- [Given instruction]:
Leaving out all pictures, transcribe exactly the lines between the line with "Extract all readable text from this page." and the last line of the records below, both included.
[Supplied information start]
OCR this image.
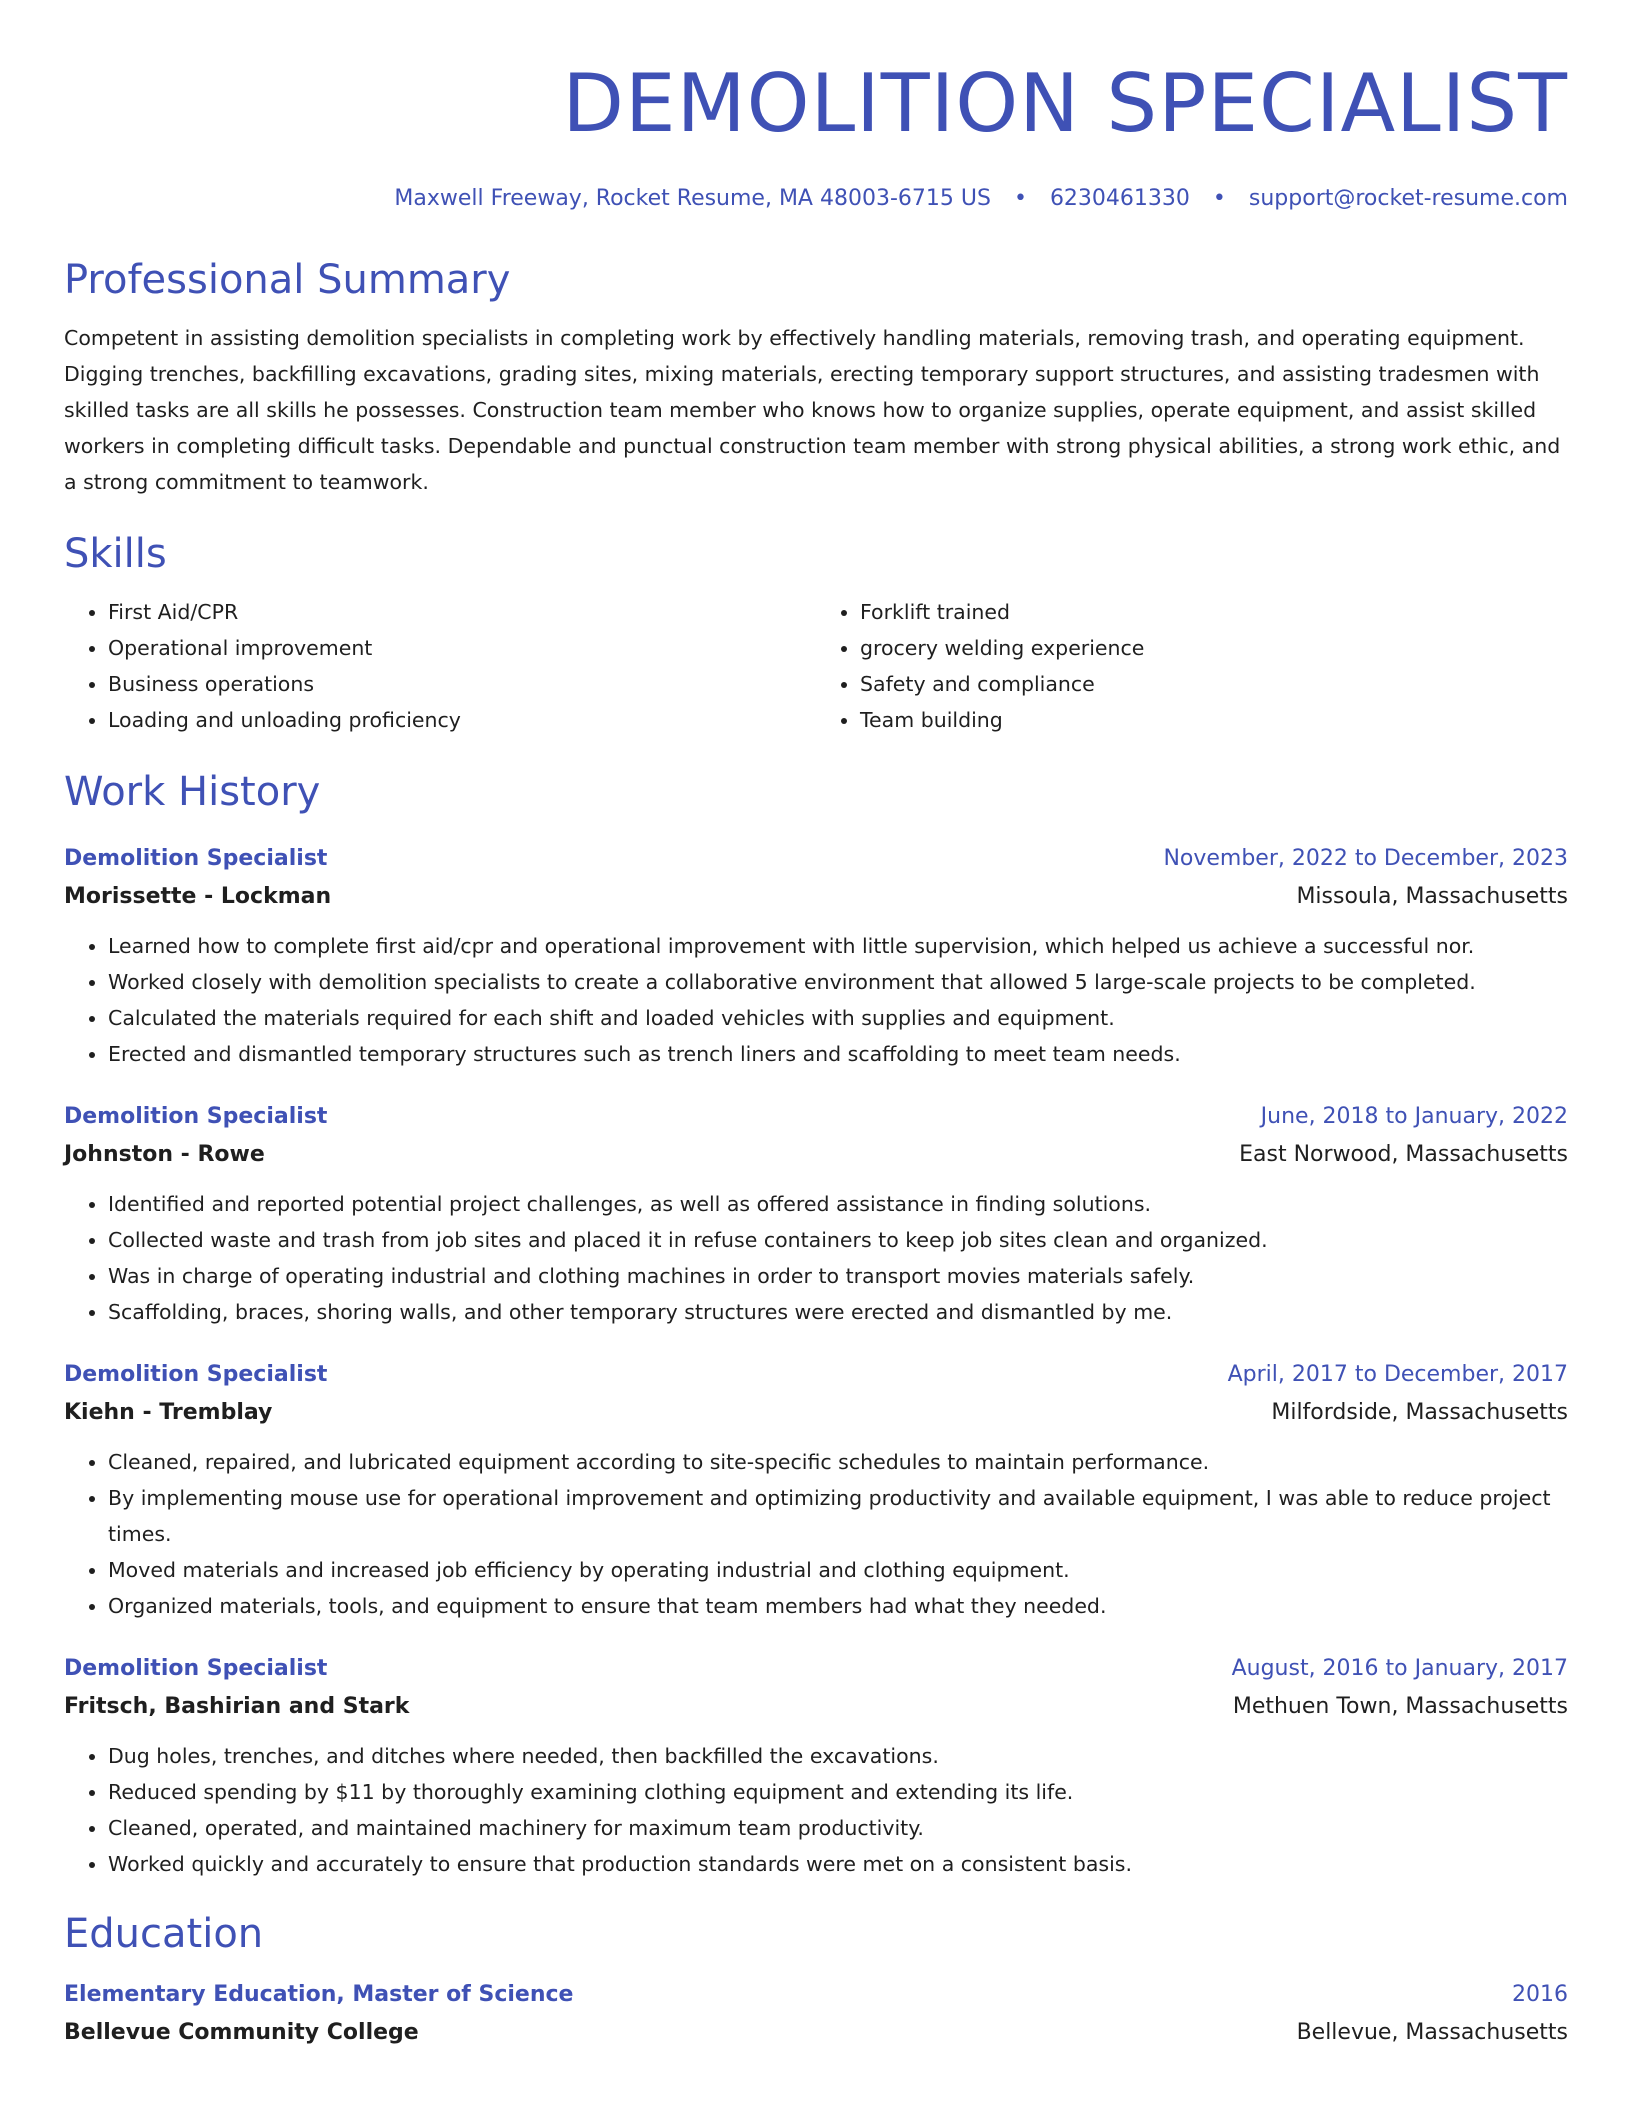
DEMOLITION SPECIALIST
Maxwell Freeway, Rocket Resume, MA 48003-6715 US • 6230461330 • support@rocket-resume.com
Professional Summary
Competent in assisting demolition specialists in completing work by effectively handling materials, removing trash, and operating equipment. Digging trenches, backfilling excavations, grading sites, mixing materials, erecting temporary support structures, and assisting tradesmen with skilled tasks are all skills he possesses. Construction team member who knows how to organize supplies, operate equipment, and assist skilled workers in completing difficult tasks. Dependable and punctual construction team member with strong physical abilities, a strong work ethic, and a strong commitment to teamwork.
Skills
• First Aid/CPR
• Operational improvement
• Business operations
• Loading and unloading proficiency
• Forklift trained
• grocery welding experience
• Safety and compliance
• Team building
Work History
Demolition Specialist	November, 2022 to December, 2023
Morissette - Lockman	Missoula, Massachusetts
• Learned how to complete first aid/cpr and operational improvement with little supervision, which helped us achieve a successful nor.
• Worked closely with demolition specialists to create a collaborative environment that allowed 5 large-scale projects to be completed.
• Calculated the materials required for each shift and loaded vehicles with supplies and equipment.
• Erected and dismantled temporary structures such as trench liners and scaffolding to meet team needs.
Demolition Specialist	June, 2018 to January, 2022
Johnston - Rowe	East Norwood, Massachusetts
• Identified and reported potential project challenges, as well as offered assistance in finding solutions.
• Collected waste and trash from job sites and placed it in refuse containers to keep job sites clean and organized.
• Was in charge of operating industrial and clothing machines in order to transport movies materials safely.
• Scaffolding, braces, shoring walls, and other temporary structures were erected and dismantled by me.
Demolition Specialist	April, 2017 to December, 2017
Kiehn - Tremblay	Milfordside, Massachusetts
• Cleaned, repaired, and lubricated equipment according to site-specific schedules to maintain performance.
• By implementing mouse use for operational improvement and optimizing productivity and available equipment, I was able to reduce project times.
• Moved materials and increased job efficiency by operating industrial and clothing equipment.
• Organized materials, tools, and equipment to ensure that team members had what they needed.
Demolition Specialist	August, 2016 to January, 2017
Fritsch, Bashirian and Stark	Methuen Town, Massachusetts
• Dug holes, trenches, and ditches where needed, then backfilled the excavations.
• Reduced spending by $11 by thoroughly examining clothing equipment and extending its life.
• Cleaned, operated, and maintained machinery for maximum team productivity.
• Worked quickly and accurately to ensure that production standards were met on a consistent basis.
Education
Elementary Education, Master of Science	2016
Bellevue Community College	Bellevue, Massachusetts
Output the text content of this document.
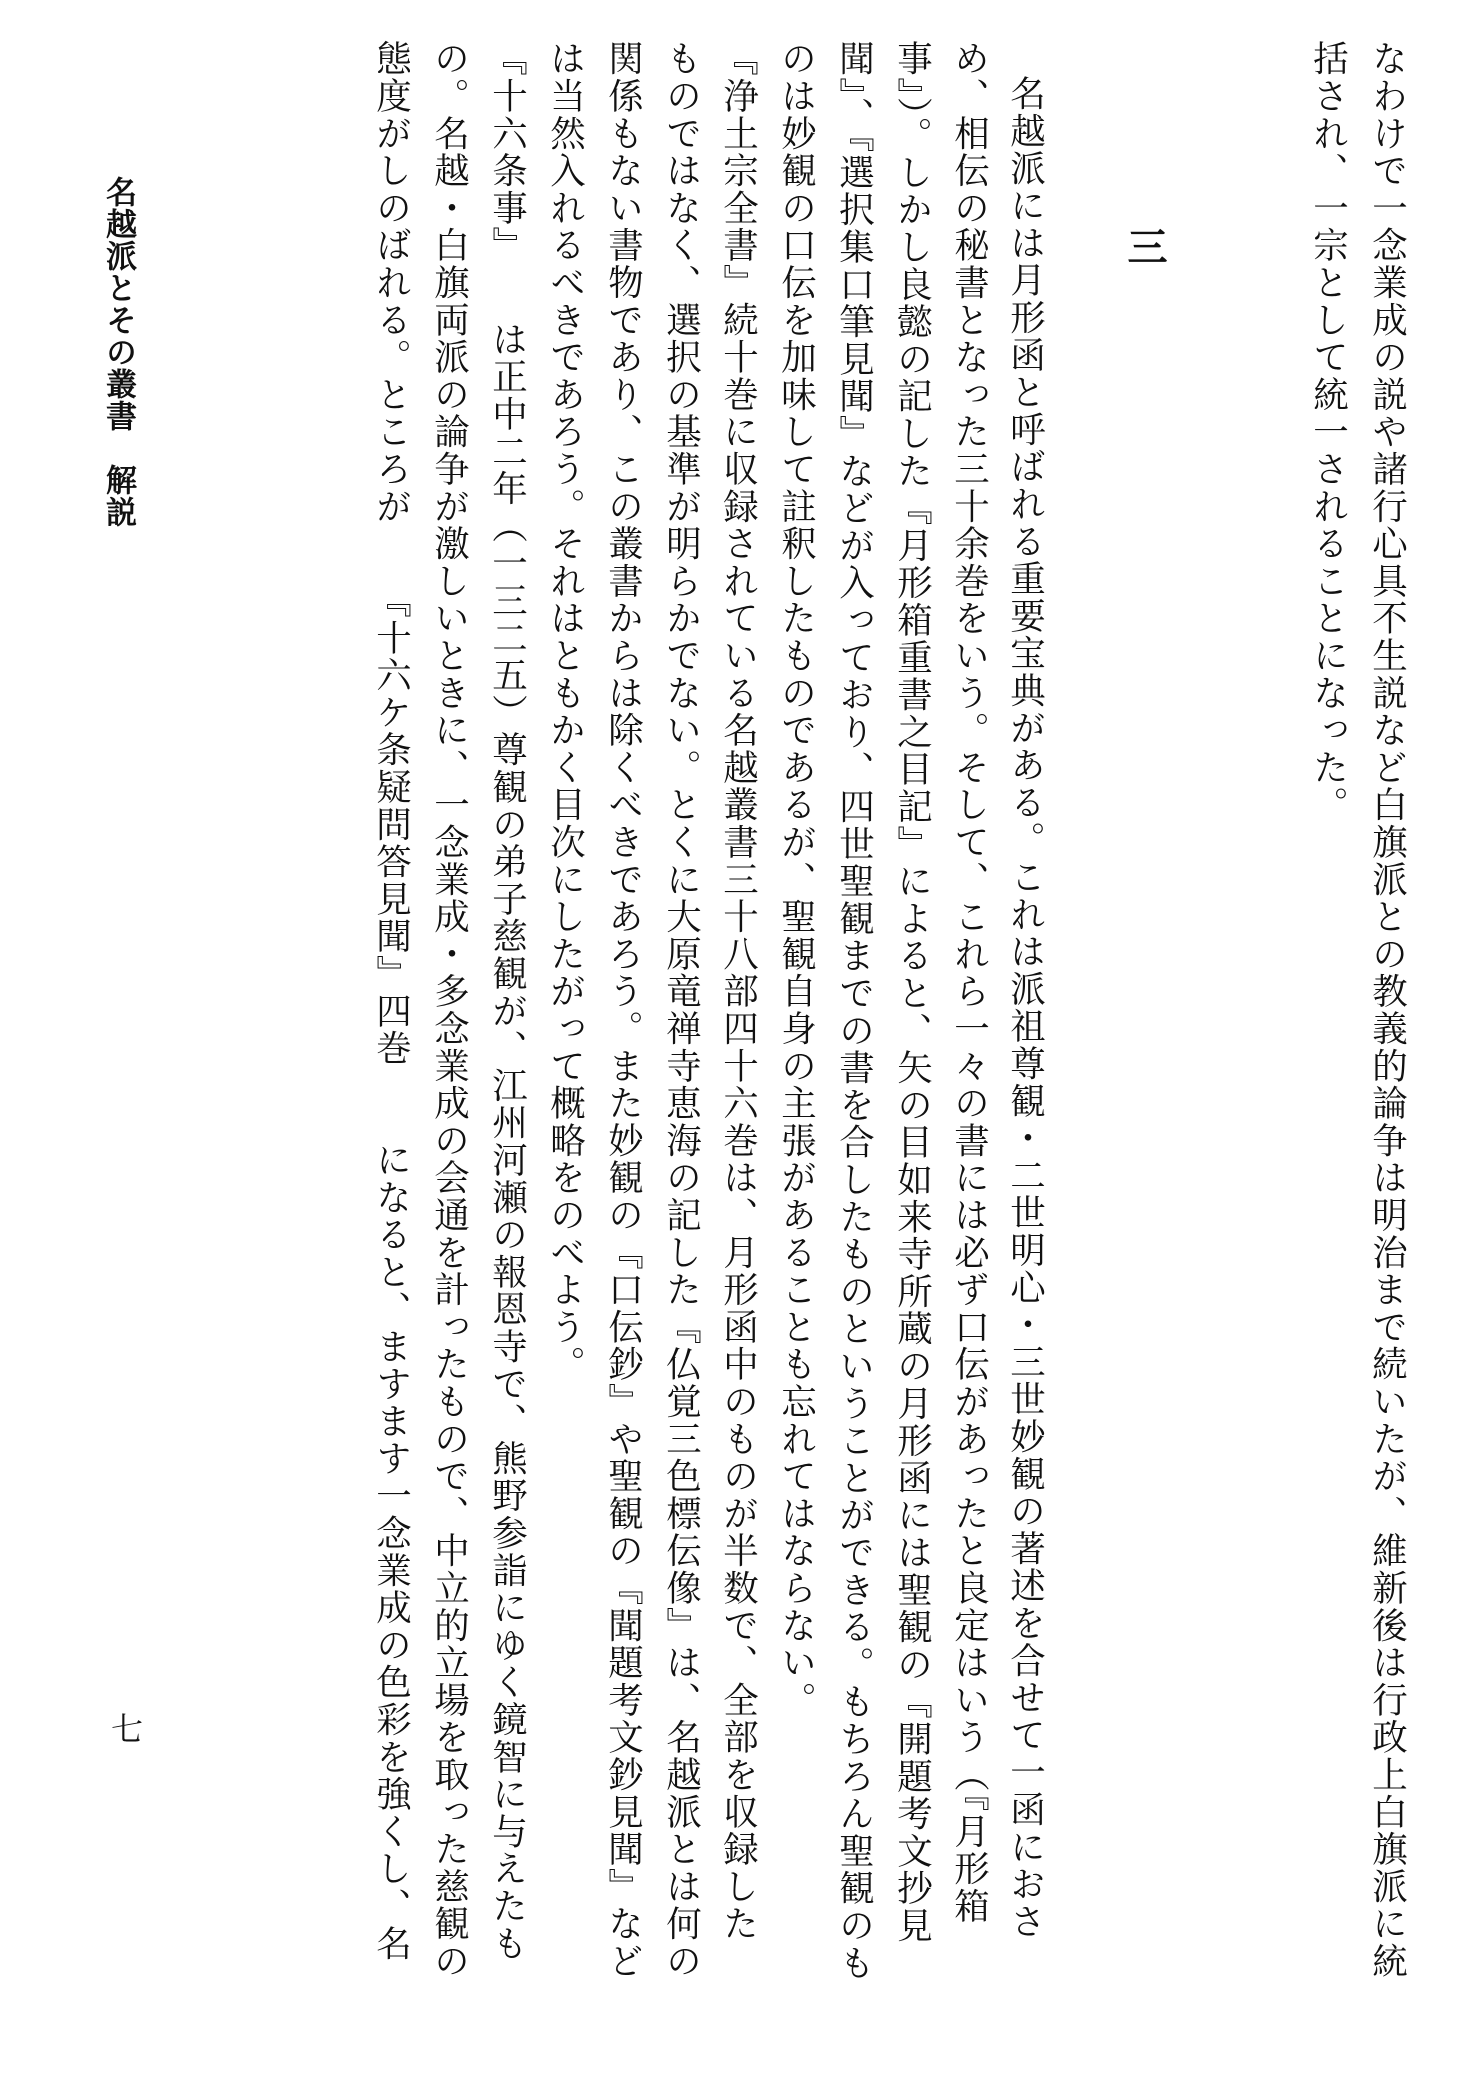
なわけで一念業成の説や諸行心具不生説など白旗派との教義的論争は明治まで続いたが、維新後は行政上白旗派に統
括され、一宗として統一されることになった。
三
名越派には月形函と呼ばれる重要宝典がある。これは派祖尊観・二世明心・三世妙観の著述を合せて一函におさ
め、相伝の秘書となった三十余巻をいう。そして、これら一々の書には必ず口伝があったと良定はいう（『月形箱
事』）。しかし良懿の記した『月形箱重書之目記』によると、矢の目如来寺所蔵の月形函には聖観の『開題考文抄見
聞』、『選択集口筆見聞』などが入っており、四世聖観までの書を合したものということができる。もちろん聖観のも
のは妙観の口伝を加味して註釈したものであるが、聖観自身の主張があることも忘れてはならない。
『浄土宗全書』続十巻に収録されている名越叢書三十八部四十六巻は、月形函中のものが半数で、全部を収録した
ものではなく、選択の基準が明らかでない。とくに大原竜禅寺恵海の記した『仏覚三色標伝像』は、名越派とは何の
関係もない書物であり、この叢書からは除くべきであろう。また妙観の『口伝鈔』や聖観の『聞題考文鈔見聞』など
は当然入れるべきであろう。それはともかく目次にしたがって概略をのべよう。
『十六条事』　　は正中二年（一三二五）尊観の弟子慈観が、江州河瀬の報恩寺で、熊野参詣にゆく鏡智に与えたも
の。名越・白旗両派の論争が激しいときに、一念業成・多念業成の会通を計ったもので、中立的立場を取った慈観の
態度がしのばれる。ところが　　『十六ケ条疑問答見聞』四巻　　になると、ますます一念業成の色彩を強くし、名
名越派とその叢書　解説
七
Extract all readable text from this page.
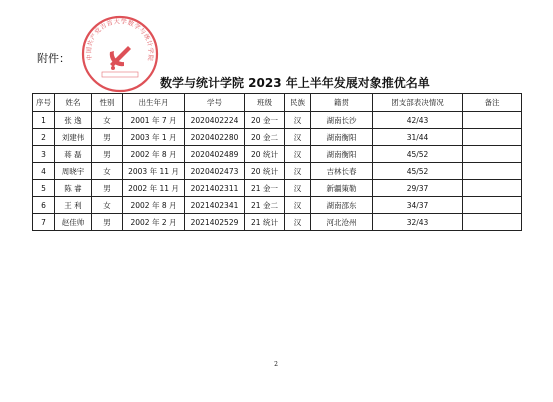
附件：	中国共产党吉首大学数学与统计学院
数学与统计学院 2023 年上半年发展对象推优名单
序号	姓名	性别	出生年月	学号	班级	民族	籍贯	团支部表决情况	备注
1	张 逸	女	2001 年 7 月	2020402224	20 金一	汉	湖南长沙	42/43	
2	刘建伟	男	2003 年 1 月	2020402280	20 金二	汉	湖南衡阳	31/44	
3	蒋 磊	男	2002 年 8 月	2020402489	20 统计	汉	湖南衡阳	45/52	
4	周晓宇	女	2003 年 11 月	2020402473	20 统计	汉	吉林长春	45/52	
5	陈 睿	男	2002 年 11 月	2021402311	21 金一	汉	新疆策勒	29/37	
6	王 利	女	2002 年 8 月	2021402341	21 金二	汉	湖南邵东	34/37	
7	赵佳帅	男	2002 年 2 月	2021402529	21 统计	汉	河北沧州	32/43	
2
[Supplied information end]
- [Full output]:
Extract all readable text from this page.
附件：	中国共产党吉首大学数学与统计学院
数学与统计学院 2023 年上半年发展对象推优名单
序号	姓名	性别	出生年月	学号	班级	民族	籍贯	团支部表决情况	备注
1	张 逸	女	2001 年 7 月	2020402224	20 金一	汉	湖南长沙	42/43	
2	刘建伟	男	2003 年 1 月	2020402280	20 金二	汉	湖南衡阳	31/44	
3	蒋 磊	男	2002 年 8 月	2020402489	20 统计	汉	湖南衡阳	45/52	
4	周晓宇	女	2003 年 11 月	2020402473	20 统计	汉	吉林长春	45/52	
5	陈 睿	男	2002 年 11 月	2021402311	21 金一	汉	新疆策勒	29/37	
6	王 利	女	2002 年 8 月	2021402341	21 金二	汉	湖南邵东	34/37	
7	赵佳帅	男	2002 年 2 月	2021402529	21 统计	汉	河北沧州	32/43	
2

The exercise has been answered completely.